## YOUR INSTRUCTIONS:
Show each line that has the string "observe" in it.

"""

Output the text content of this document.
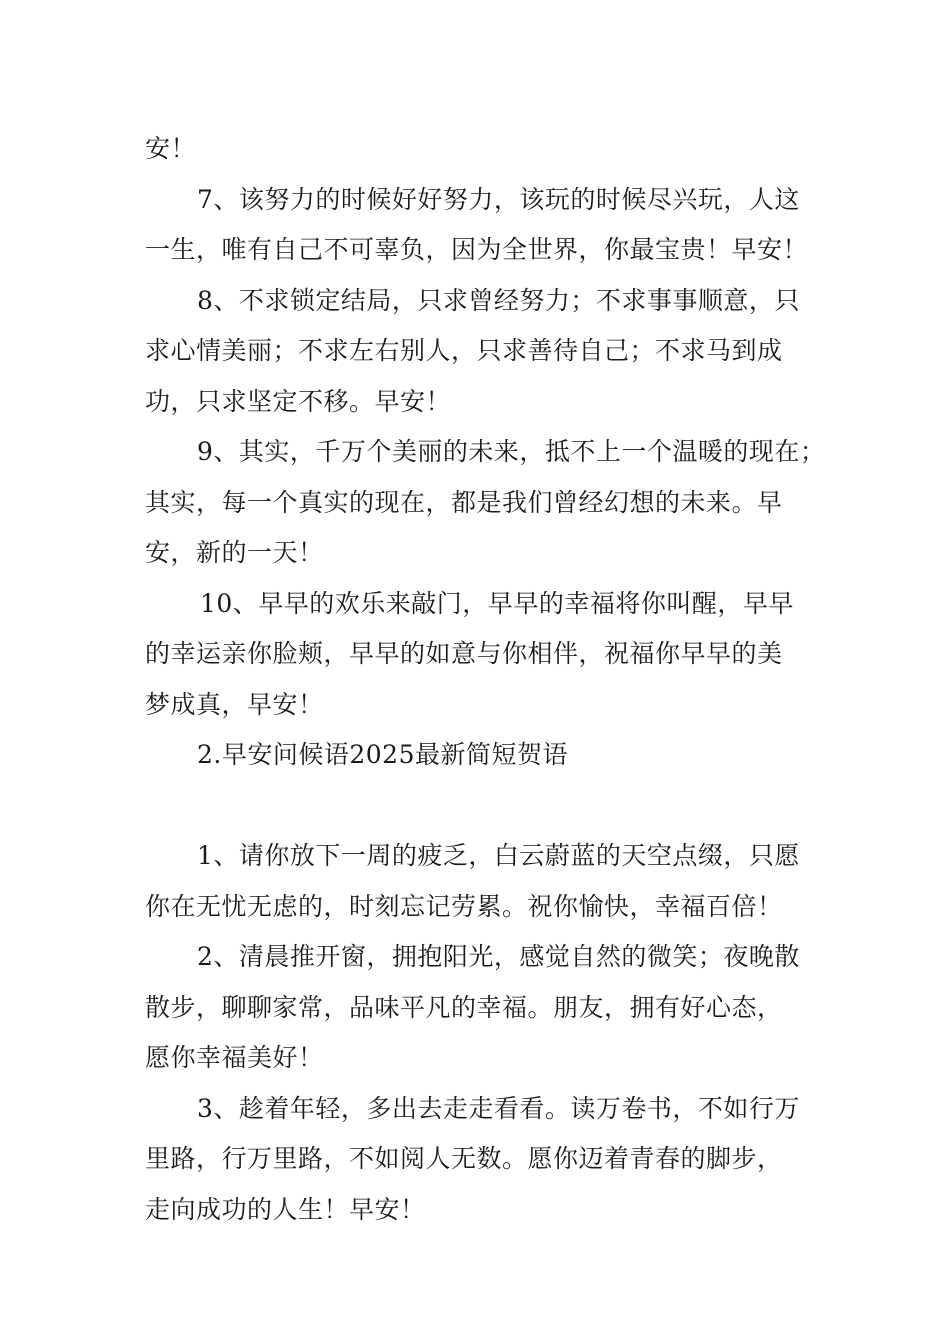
安！
7、该努力的时候好好努力，该玩的时候尽兴玩，人这
一生，唯有自己不可辜负，因为全世界，你最宝贵！早安！
8、不求锁定结局，只求曾经努力；不求事事顺意，只
求心情美丽；不求左右别人，只求善待自己；不求马到成
功，只求坚定不移。早安！
9、其实，千万个美丽的未来，抵不上一个温暖的现在；
其实，每一个真实的现在，都是我们曾经幻想的未来。早
安，新的一天！
10、早早的欢乐来敲门，早早的幸福将你叫醒，早早
的幸运亲你脸颊，早早的如意与你相伴，祝福你早早的美
梦成真，早安！
2.早安问候语2025最新简短贺语
1、请你放下一周的疲乏，白云蔚蓝的天空点缀，只愿
你在无忧无虑的，时刻忘记劳累。祝你愉快，幸福百倍！
2、清晨推开窗，拥抱阳光，感觉自然的微笑；夜晚散
散步，聊聊家常，品味平凡的幸福。朋友，拥有好心态，
愿你幸福美好！
3、趁着年轻，多出去走走看看。读万卷书，不如行万
里路，行万里路，不如阅人无数。愿你迈着青春的脚步，
走向成功的人生！早安！
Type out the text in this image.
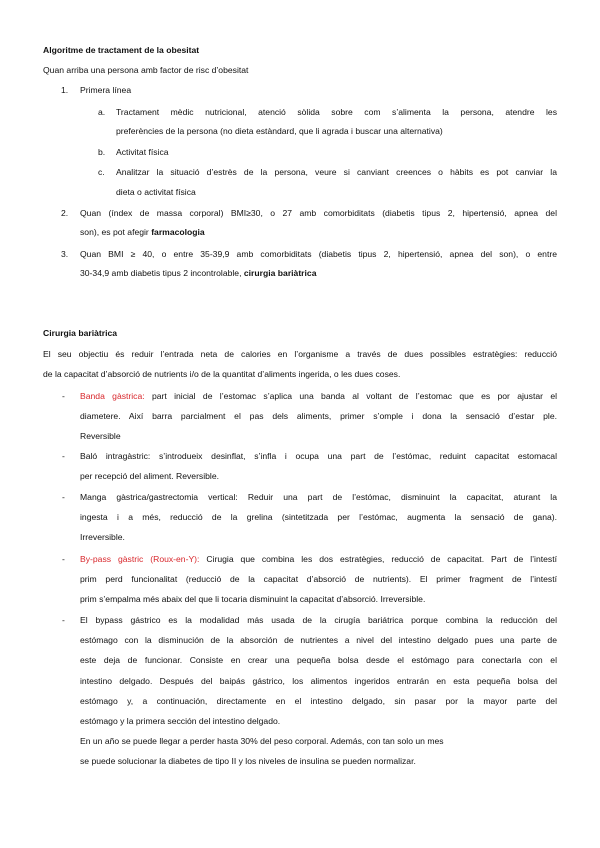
Algoritme de tractament de la obesitat
Quan arriba una persona amb factor de risc d’obesitat
1. Primera línea
a. Tractament mèdic nutricional, atenció sòlida sobre com s’alimenta la persona, atendre les
preferències de la persona (no dieta estàndard, que li agrada i buscar una alternativa)
b. Activitat física
c. Analitzar la situació d’estrès de la persona, veure si canviant creences o hàbits es pot canviar la
dieta o activitat física
2. Quan (índex de massa corporal) BMI≥30, o 27 amb comorbiditats (diabetis tipus 2, hipertensió, apnea del
son), es pot afegir farmacologia
3. Quan BMI ≥ 40, o entre 35-39,9 amb comorbiditats (diabetis tipus 2, hipertensió, apnea del son), o entre
30-34,9 amb diabetis tipus 2 incontrolable, cirurgia bariàtrica
Cirurgia bariàtrica
El seu objectiu és reduir l’entrada neta de calories en l’organisme a través de dues possibles estratègies: reducció
de la capacitat d’absorció de nutrients i/o de la quantitat d’aliments ingerida, o les dues coses.
- Banda gàstrica: part inicial de l’estomac s’aplica una banda al voltant de l’estomac que es por ajustar el
diametere. Així barra parcialment el pas dels aliments, primer s’omple i dona la sensació d’estar ple.
Reversible
- Baló intragàstric: s’introdueix desinflat, s’infla i ocupa una part de l’estómac, reduint capacitat estomacal
per recepció del aliment. Reversible.
- Manga gàstrica/gastrectomia vertical: Reduir una part de l’estómac, disminuint la capacitat, aturant la
ingesta i a més, reducció de la grelina (sintetitzada per l’estómac, augmenta la sensació de gana).
Irreversible.
- By-pass gàstric (Roux-en-Y): Cirugia que combina les dos estratègies, reducció de capacitat. Part de l’intestí
prim perd funcionalitat (reducció de la capacitat d’absorció de nutrients). El primer fragment de l’intestí
prim s’empalma més abaix del que li tocaria disminuint la capacitat d’absorció. Irreversible.
- El bypass gástrico es la modalidad más usada de la cirugía bariátrica porque combina la reducción del
estómago con la disminución de la absorción de nutrientes a nivel del intestino delgado pues una parte de
este deja de funcionar. Consiste en crear una pequeña bolsa desde el estómago para conectarla con el
intestino delgado. Después del baipás gástrico, los alimentos ingeridos entrarán en esta pequeña bolsa del
estómago y, a continuación, directamente en el intestino delgado, sin pasar por la mayor parte del
estómago y la primera sección del intestino delgado.
En un año se puede llegar a perder hasta 30% del peso corporal. Además, con tan solo un mes
se puede solucionar la diabetes de tipo II y los niveles de insulina se pueden normalizar.
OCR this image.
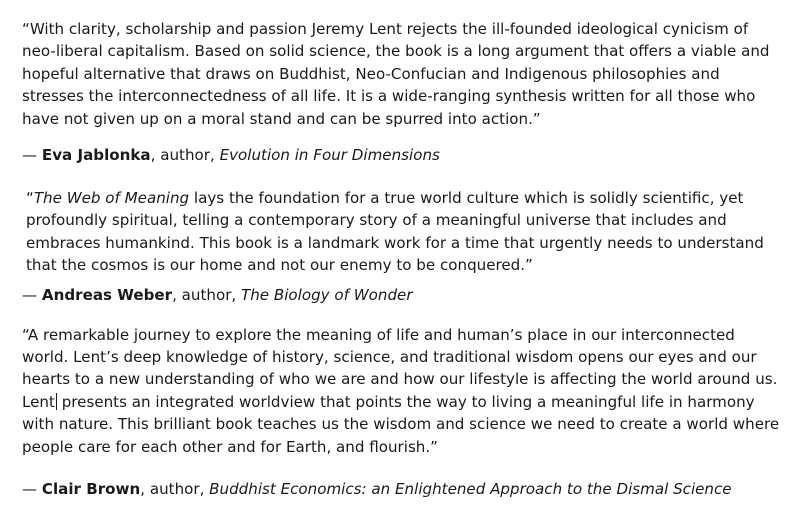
“With clarity, scholarship and passion Jeremy Lent rejects the ill-founded ideological cynicism of neo-liberal capitalism. Based on solid science, the book is a long argument that offers a viable and hopeful alternative that draws on Buddhist, Neo-Confucian and Indigenous philosophies and stresses the interconnectedness of all life. It is a wide-ranging synthesis written for all those who have not given up on a moral stand and can be spurred into action.”

— Eva Jablonka, author, Evolution in Four Dimensions

“The Web of Meaning lays the foundation for a true world culture which is solidly scientific, yet profoundly spiritual, telling a contemporary story of a meaningful universe that includes and embraces humankind. This book is a landmark work for a time that urgently needs to understand that the cosmos is our home and not our enemy to be conquered.”

— Andreas Weber, author, The Biology of Wonder

“A remarkable journey to explore the meaning of life and human’s place in our interconnected world. Lent’s deep knowledge of history, science, and traditional wisdom opens our eyes and our hearts to a new understanding of who we are and how our lifestyle is affecting the world around us. Lent presents an integrated worldview that points the way to living a meaningful life in harmony with nature. This brilliant book teaches us the wisdom and science we need to create a world where people care for each other and for Earth, and flourish.”

— Clair Brown, author, Buddhist Economics: an Enlightened Approach to the Dismal Science
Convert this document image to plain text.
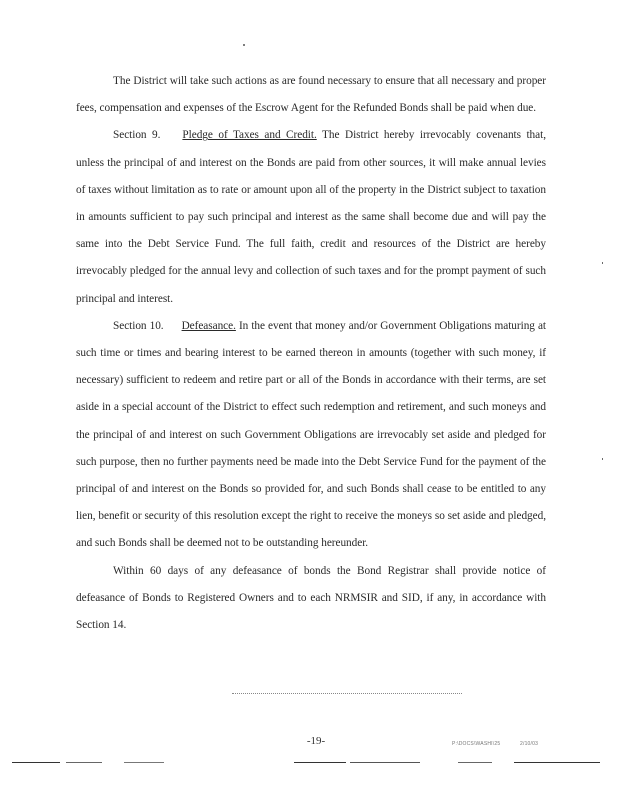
The District will take such actions as are found necessary to ensure that all necessary and proper fees, compensation and expenses of the Escrow Agent for the Refunded Bonds shall be paid when due.

Section 9. Pledge of Taxes and Credit. The District hereby irrevocably covenants that, unless the principal of and interest on the Bonds are paid from other sources, it will make annual levies of taxes without limitation as to rate or amount upon all of the property in the District subject to taxation in amounts sufficient to pay such principal and interest as the same shall become due and will pay the same into the Debt Service Fund. The full faith, credit and resources of the District are hereby irrevocably pledged for the annual levy and collection of such taxes and for the prompt payment of such principal and interest.

Section 10. Defeasance. In the event that money and/or Government Obligations maturing at such time or times and bearing interest to be earned thereon in amounts (together with such money, if necessary) sufficient to redeem and retire part or all of the Bonds in accordance with their terms, are set aside in a special account of the District to effect such redemption and retirement, and such moneys and the principal of and interest on such Government Obligations are irrevocably set aside and pledged for such purpose, then no further payments need be made into the Debt Service Fund for the payment of the principal of and interest on the Bonds so provided for, and such Bonds shall cease to be entitled to any lien, benefit or security of this resolution except the right to receive the moneys so set aside and pledged, and such Bonds shall be deemed not to be outstanding hereunder.

Within 60 days of any defeasance of bonds the Bond Registrar shall provide notice of defeasance of Bonds to Registered Owners and to each NRMSIR and SID, if any, in accordance with Section 14.

-19-	P:\DOCS\WASHI\25	2/10/03
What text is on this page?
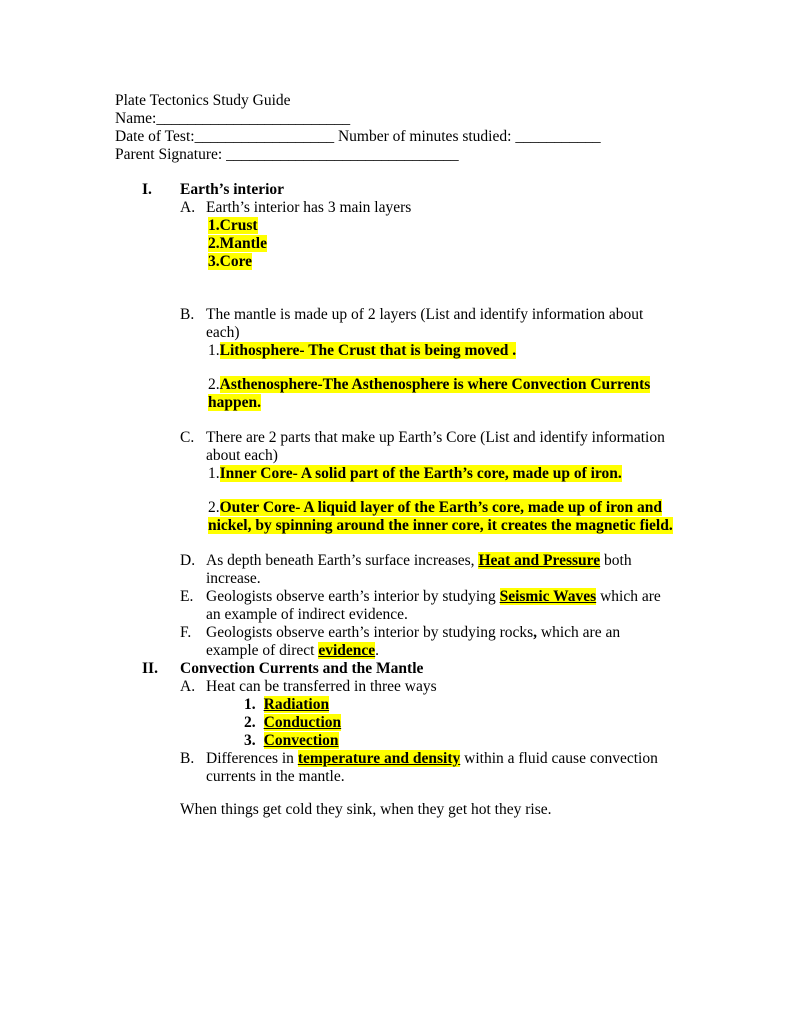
Plate Tectonics Study Guide
Name:_________________________
Date of Test:__________________ Number of minutes studied: ___________
Parent Signature: ______________________________
I.	Earth’s interior
A. Earth’s interior has 3 main layers
1.Crust
2.Mantle
3.Core
B. The mantle is made up of 2 layers (List and identify information about each)
1.Lithosphere- The Crust that is being moved .
2.Asthenosphere-The Asthenosphere is where Convection Currents happen.
C. There are 2 parts that make up Earth’s Core (List and identify information about each)
1.Inner Core- A solid part of the Earth’s core, made up of iron.
2.Outer Core- A liquid layer of the Earth’s core, made up of iron and nickel, by spinning around the inner core, it creates the magnetic field.
D. As depth beneath Earth’s surface increases, Heat and Pressure both increase.
E. Geologists observe earth’s interior by studying Seismic Waves which are an example of indirect evidence.
F. Geologists observe earth’s interior by studying rocks, which are an example of direct evidence.
II.	Convection Currents and the Mantle
A. Heat can be transferred in three ways
1. Radiation
2. Conduction
3. Convection
B. Differences in temperature and density within a fluid cause convection currents in the mantle.
When things get cold they sink, when they get hot they rise.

"""

## TASK SOLUTION:
E. Geologists observe earth’s interior by studying Seismic Waves which are an example of indirect evidence.
F. Geologists observe earth’s interior by studying rocks, which are an example of direct evidence.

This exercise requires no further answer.